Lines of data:
▬▬▬▬▬▬▬▬▬▬
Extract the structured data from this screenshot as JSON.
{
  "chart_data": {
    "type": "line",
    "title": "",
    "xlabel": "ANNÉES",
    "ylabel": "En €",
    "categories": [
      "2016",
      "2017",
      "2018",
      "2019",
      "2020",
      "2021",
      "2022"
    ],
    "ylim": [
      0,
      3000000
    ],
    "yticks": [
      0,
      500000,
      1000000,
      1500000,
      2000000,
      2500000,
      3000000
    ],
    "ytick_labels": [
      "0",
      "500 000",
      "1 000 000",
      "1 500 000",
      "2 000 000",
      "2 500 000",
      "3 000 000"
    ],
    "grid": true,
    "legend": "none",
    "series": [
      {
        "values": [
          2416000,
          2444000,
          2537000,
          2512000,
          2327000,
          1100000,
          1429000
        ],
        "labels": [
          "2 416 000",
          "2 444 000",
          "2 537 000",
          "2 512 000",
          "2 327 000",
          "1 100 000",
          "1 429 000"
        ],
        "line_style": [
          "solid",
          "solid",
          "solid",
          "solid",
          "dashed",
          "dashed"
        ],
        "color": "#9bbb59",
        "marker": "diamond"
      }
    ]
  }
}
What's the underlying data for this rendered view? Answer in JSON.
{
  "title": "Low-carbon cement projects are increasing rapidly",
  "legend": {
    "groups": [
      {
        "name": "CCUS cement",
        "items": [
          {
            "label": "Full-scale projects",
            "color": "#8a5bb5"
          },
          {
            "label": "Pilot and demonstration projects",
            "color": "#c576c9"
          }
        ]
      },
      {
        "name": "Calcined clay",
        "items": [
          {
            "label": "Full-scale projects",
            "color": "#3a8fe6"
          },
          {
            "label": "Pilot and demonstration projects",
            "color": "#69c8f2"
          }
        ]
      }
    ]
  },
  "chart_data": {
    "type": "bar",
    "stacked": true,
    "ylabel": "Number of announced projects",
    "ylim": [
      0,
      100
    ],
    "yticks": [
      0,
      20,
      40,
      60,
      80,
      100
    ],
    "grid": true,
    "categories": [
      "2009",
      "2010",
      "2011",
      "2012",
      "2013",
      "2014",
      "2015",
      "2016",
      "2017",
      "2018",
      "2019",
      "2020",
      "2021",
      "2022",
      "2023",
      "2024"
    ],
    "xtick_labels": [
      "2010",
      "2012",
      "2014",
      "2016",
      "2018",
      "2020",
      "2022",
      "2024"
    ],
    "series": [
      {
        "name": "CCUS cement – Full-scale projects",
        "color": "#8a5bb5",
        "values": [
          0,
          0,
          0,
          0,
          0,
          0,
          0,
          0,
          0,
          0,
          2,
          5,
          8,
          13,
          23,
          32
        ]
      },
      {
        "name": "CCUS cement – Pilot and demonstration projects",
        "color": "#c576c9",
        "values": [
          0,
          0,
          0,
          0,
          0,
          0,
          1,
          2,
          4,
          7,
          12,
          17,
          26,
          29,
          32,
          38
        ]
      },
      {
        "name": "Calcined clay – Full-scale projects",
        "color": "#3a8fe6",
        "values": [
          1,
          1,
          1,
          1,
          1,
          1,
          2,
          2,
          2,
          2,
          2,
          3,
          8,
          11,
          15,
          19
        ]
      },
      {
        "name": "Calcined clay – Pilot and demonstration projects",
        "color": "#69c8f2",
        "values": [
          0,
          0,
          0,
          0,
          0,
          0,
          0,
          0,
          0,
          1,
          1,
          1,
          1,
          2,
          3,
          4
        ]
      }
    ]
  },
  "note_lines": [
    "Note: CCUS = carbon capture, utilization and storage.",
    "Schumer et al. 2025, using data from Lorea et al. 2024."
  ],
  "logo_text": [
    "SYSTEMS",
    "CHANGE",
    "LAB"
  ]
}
▬▬▬▬▬▬▬▬▬▬
GIVEN INSTRUCTION: Quote each line of the data above exactly as written.

OUTPUT OF THE TASK:
Extract the structured data from this screenshot as JSON.
{
  "chart_data": {
    "type": "line",
    "title": "",
    "xlabel": "ANNÉES",
    "ylabel": "En €",
    "categories": [
      "2016",
      "2017",
      "2018",
      "2019",
      "2020",
      "2021",
      "2022"
    ],
    "ylim": [
      0,
      3000000
    ],
    "yticks": [
      0,
      500000,
      1000000,
      1500000,
      2000000,
      2500000,
      3000000
    ],
    "ytick_labels": [
      "0",
      "500 000",
      "1 000 000",
      "1 500 000",
      "2 000 000",
      "2 500 000",
      "3 000 000"
    ],
    "grid": true,
    "legend": "none",
    "series": [
      {
        "values": [
          2416000,
          2444000,
          2537000,
          2512000,
          2327000,
          1100000,
          1429000
        ],
        "labels": [
          "2 416 000",
          "2 444 000",
          "2 537 000",
          "2 512 000",
          "2 327 000",
          "1 100 000",
          "1 429 000"
        ],
        "line_style": [
          "solid",
          "solid",
          "solid",
          "solid",
          "dashed",
          "dashed"
        ],
        "color": "#9bbb59",
        "marker": "diamond"
      }
    ]
  }
}
What's the underlying data for this rendered view? Answer in JSON.
{
  "title": "Low-carbon cement projects are increasing rapidly",
  "legend": {
    "groups": [
      {
        "name": "CCUS cement",
        "items": [
          {
            "label": "Full-scale projects",
            "color": "#8a5bb5"
          },
          {
            "label": "Pilot and demonstration projects",
            "color": "#c576c9"
          }
        ]
      },
      {
        "name": "Calcined clay",
        "items": [
          {
            "label": "Full-scale projects",
            "color": "#3a8fe6"
          },
          {
            "label": "Pilot and demonstration projects",
            "color": "#69c8f2"
          }
        ]
      }
    ]
  },
  "chart_data": {
    "type": "bar",
    "stacked": true,
    "ylabel": "Number of announced projects",
    "ylim": [
      0,
      100
    ],
    "yticks": [
      0,
      20,
      40,
      60,
      80,
      100
    ],
    "grid": true,
    "categories": [
      "2009",
      "2010",
      "2011",
      "2012",
      "2013",
      "2014",
      "2015",
      "2016",
      "2017",
      "2018",
      "2019",
      "2020",
      "2021",
      "2022",
      "2023",
      "2024"
    ],
    "xtick_labels": [
      "2010",
      "2012",
      "2014",
      "2016",
      "2018",
      "2020",
      "2022",
      "2024"
    ],
    "series": [
      {
        "name": "CCUS cement – Full-scale projects",
        "color": "#8a5bb5",
        "values": [
          0,
          0,
          0,
          0,
          0,
          0,
          0,
          0,
          0,
          0,
          2,
          5,
          8,
          13,
          23,
          32
        ]
      },
      {
        "name": "CCUS cement – Pilot and demonstration projects",
        "color": "#c576c9",
        "values": [
          0,
          0,
          0,
          0,
          0,
          0,
          1,
          2,
          4,
          7,
          12,
          17,
          26,
          29,
          32,
          38
        ]
      },
      {
        "name": "Calcined clay – Full-scale projects",
        "color": "#3a8fe6",
        "values": [
          1,
          1,
          1,
          1,
          1,
          1,
          2,
          2,
          2,
          2,
          2,
          3,
          8,
          11,
          15,
          19
        ]
      },
      {
        "name": "Calcined clay – Pilot and demonstration projects",
        "color": "#69c8f2",
        "values": [
          0,
          0,
          0,
          0,
          0,
          0,
          0,
          0,
          0,
          1,
          1,
          1,
          1,
          2,
          3,
          4
        ]
      }
    ]
  },
  "note_lines": [
    "Note: CCUS = carbon capture, utilization and storage.",
    "Schumer et al. 2025, using data from Lorea et al. 2024."
  ],
  "logo_text": [
    "SYSTEMS",
    "CHANGE",
    "LAB"
  ]
}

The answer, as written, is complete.